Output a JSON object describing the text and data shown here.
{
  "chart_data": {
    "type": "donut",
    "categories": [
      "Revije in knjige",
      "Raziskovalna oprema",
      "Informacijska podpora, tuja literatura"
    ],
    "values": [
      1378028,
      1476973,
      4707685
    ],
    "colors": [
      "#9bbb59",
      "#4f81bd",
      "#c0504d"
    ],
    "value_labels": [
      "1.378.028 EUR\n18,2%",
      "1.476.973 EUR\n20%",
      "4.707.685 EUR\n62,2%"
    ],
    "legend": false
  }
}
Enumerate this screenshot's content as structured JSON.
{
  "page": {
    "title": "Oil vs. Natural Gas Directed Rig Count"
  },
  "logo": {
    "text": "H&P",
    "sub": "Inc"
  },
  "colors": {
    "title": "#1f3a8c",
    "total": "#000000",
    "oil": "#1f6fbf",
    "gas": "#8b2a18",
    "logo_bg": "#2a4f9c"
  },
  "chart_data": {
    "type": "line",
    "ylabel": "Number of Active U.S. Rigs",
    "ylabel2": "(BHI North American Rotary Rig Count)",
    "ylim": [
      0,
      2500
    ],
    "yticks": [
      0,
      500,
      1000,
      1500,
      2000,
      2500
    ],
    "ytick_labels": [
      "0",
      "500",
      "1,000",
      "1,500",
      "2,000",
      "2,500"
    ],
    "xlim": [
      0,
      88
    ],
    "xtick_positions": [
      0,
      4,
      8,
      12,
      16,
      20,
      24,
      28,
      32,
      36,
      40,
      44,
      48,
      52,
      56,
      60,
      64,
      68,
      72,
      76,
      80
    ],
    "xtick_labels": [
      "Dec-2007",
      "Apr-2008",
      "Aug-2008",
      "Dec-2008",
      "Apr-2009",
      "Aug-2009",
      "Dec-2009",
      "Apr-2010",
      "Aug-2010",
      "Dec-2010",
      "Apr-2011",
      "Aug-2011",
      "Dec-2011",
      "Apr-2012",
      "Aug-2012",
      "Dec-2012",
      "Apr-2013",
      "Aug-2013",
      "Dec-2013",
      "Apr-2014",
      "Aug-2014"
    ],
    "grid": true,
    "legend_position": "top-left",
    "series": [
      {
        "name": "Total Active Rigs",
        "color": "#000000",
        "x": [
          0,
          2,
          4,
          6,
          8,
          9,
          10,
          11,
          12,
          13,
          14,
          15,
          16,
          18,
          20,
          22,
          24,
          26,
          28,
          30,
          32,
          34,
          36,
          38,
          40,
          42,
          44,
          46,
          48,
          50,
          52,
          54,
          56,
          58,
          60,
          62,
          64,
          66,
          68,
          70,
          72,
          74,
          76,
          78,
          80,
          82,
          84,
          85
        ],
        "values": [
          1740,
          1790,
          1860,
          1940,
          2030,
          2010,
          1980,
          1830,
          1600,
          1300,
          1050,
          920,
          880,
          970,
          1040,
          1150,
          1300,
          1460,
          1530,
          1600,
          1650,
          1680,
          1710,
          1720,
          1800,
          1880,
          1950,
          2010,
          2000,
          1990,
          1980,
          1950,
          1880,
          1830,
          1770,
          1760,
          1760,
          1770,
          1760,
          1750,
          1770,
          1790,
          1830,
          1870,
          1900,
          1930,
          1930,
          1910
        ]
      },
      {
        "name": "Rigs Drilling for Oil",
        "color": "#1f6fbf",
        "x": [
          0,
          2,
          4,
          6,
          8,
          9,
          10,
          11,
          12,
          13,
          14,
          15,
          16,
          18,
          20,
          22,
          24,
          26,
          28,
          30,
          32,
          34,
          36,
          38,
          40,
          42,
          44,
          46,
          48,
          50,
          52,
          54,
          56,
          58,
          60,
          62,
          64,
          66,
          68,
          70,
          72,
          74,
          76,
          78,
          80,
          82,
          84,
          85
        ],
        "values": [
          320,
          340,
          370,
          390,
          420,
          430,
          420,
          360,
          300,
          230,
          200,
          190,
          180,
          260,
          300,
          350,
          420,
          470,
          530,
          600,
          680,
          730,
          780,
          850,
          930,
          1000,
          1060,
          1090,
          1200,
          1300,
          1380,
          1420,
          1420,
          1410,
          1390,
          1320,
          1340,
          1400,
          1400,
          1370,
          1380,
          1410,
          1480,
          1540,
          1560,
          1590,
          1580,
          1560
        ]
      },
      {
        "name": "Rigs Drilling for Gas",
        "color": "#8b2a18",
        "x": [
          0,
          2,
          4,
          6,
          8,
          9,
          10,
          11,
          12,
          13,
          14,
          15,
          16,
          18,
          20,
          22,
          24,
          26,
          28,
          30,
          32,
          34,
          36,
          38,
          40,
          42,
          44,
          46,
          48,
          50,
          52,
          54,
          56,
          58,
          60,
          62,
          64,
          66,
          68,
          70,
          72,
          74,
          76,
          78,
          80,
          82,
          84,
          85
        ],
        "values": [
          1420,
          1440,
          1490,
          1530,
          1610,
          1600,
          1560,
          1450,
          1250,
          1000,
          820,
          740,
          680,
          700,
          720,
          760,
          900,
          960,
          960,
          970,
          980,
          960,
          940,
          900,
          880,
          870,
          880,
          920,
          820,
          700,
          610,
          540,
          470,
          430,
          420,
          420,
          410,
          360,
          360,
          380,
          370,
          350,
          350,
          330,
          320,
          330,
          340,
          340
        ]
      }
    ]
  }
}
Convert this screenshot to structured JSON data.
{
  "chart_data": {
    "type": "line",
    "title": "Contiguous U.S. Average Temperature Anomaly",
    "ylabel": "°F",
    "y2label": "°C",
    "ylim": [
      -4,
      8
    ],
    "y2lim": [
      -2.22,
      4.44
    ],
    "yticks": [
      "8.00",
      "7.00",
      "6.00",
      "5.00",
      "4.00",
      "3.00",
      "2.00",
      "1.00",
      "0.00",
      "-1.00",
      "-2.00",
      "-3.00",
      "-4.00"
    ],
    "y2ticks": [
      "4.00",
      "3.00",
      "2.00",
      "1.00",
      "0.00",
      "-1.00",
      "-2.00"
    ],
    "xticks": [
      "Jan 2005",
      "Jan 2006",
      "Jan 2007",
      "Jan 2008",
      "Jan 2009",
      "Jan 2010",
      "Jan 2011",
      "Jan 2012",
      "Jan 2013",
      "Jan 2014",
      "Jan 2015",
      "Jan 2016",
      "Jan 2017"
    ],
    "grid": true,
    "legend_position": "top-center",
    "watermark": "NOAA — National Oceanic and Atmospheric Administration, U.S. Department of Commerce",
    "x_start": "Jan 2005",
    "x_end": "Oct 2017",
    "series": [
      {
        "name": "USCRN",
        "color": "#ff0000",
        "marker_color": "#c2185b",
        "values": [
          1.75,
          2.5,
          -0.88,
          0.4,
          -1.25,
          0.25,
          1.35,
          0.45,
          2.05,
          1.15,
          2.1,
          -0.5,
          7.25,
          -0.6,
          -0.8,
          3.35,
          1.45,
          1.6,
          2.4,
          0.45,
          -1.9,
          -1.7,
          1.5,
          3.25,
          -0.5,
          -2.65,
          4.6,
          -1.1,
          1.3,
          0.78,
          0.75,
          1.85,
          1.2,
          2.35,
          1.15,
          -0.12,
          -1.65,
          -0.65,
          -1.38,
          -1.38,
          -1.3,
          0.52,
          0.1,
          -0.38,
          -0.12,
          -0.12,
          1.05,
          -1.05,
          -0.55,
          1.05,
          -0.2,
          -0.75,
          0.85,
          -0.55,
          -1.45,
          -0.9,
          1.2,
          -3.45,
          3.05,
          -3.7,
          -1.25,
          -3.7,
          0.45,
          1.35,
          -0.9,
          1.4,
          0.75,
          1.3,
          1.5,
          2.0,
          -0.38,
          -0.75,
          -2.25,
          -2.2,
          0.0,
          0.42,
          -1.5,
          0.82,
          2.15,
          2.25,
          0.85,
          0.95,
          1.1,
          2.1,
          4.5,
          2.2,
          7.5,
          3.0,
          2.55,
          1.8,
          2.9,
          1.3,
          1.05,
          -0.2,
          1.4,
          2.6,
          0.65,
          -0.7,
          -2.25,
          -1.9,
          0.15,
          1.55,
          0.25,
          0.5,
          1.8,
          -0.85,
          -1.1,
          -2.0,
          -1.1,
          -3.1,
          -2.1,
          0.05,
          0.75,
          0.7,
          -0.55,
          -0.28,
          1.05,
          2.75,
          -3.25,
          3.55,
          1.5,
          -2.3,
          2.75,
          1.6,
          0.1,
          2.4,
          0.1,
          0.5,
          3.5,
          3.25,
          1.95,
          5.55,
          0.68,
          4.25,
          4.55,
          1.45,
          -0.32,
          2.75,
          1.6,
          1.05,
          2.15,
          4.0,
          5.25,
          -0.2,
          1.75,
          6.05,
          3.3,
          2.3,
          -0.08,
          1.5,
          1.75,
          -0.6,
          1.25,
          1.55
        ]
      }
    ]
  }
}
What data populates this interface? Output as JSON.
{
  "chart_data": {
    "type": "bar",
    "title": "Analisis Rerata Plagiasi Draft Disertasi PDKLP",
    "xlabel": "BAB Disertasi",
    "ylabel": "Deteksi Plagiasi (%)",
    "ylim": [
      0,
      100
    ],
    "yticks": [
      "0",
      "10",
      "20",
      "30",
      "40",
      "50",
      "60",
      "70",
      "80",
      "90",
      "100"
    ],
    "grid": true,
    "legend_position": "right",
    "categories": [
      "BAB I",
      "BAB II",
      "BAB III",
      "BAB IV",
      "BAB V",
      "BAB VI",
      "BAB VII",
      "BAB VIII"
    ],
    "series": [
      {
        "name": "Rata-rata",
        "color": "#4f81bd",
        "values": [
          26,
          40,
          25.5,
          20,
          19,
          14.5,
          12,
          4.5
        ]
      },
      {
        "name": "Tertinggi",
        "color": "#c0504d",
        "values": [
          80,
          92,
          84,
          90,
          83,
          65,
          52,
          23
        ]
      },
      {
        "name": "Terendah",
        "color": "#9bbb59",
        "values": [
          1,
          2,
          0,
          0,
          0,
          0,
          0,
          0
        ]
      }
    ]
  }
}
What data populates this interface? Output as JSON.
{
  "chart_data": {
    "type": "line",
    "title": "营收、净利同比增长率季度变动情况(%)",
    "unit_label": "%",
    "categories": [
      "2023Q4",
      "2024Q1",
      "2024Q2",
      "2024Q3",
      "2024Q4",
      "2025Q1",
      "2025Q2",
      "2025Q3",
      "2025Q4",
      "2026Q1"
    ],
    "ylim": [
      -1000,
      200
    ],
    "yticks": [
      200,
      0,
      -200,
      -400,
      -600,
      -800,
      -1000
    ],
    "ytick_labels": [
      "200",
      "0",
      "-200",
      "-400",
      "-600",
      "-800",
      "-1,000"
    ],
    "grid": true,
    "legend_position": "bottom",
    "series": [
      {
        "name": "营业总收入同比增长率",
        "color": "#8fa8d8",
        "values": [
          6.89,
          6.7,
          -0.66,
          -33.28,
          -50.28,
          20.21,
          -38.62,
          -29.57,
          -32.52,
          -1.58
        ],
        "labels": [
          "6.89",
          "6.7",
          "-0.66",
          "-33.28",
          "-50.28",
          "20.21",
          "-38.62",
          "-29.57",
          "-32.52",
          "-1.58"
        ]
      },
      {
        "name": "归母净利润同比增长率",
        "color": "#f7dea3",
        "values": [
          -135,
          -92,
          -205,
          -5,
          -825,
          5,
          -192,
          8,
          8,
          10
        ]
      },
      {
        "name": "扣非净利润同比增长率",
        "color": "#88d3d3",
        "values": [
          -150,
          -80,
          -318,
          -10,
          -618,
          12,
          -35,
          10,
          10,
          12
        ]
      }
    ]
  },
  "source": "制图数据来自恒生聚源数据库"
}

#### [WHAT THE TASK ASKS]
Using the data above, say how many lines include "Plagiasi". No other reply is needed.

#### [FINISHED ANSWER]
2